Task prompt: Your answer should be a single number: the count of lines in the material below that hold "Juni".
____
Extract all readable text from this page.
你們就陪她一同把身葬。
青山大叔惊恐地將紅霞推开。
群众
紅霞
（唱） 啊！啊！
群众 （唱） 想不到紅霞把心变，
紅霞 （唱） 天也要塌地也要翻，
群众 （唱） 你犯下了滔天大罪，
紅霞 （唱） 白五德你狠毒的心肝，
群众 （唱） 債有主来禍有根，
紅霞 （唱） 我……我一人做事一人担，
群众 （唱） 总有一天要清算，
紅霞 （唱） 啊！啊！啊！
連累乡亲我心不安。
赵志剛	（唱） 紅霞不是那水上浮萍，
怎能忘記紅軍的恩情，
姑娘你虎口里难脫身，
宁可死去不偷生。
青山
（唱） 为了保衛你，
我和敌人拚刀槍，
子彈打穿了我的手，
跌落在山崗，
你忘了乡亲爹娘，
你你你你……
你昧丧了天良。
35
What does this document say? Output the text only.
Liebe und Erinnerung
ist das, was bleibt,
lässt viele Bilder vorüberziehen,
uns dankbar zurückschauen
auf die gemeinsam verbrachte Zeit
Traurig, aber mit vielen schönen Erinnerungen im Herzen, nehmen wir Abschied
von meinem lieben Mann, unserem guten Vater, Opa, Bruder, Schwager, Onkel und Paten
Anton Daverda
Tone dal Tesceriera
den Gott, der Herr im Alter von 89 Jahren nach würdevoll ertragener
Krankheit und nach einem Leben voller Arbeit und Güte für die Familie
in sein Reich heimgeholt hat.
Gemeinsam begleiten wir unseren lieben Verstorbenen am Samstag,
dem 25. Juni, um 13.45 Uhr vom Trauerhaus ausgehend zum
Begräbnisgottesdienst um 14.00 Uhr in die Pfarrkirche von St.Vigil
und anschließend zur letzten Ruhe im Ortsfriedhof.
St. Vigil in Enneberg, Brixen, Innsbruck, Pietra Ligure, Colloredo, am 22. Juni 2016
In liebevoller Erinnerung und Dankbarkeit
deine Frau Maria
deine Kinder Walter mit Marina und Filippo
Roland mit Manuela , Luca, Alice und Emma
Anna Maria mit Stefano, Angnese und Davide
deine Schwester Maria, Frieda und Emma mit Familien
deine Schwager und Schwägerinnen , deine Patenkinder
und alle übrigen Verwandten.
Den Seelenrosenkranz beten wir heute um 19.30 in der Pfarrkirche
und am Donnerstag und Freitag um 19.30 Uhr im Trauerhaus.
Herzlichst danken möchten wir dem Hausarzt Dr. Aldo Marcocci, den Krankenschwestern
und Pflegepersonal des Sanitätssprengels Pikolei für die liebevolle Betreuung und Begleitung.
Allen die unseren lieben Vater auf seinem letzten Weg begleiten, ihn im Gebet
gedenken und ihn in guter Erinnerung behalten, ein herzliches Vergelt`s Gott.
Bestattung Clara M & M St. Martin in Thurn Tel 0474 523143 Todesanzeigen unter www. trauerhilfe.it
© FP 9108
____
Written answer: 2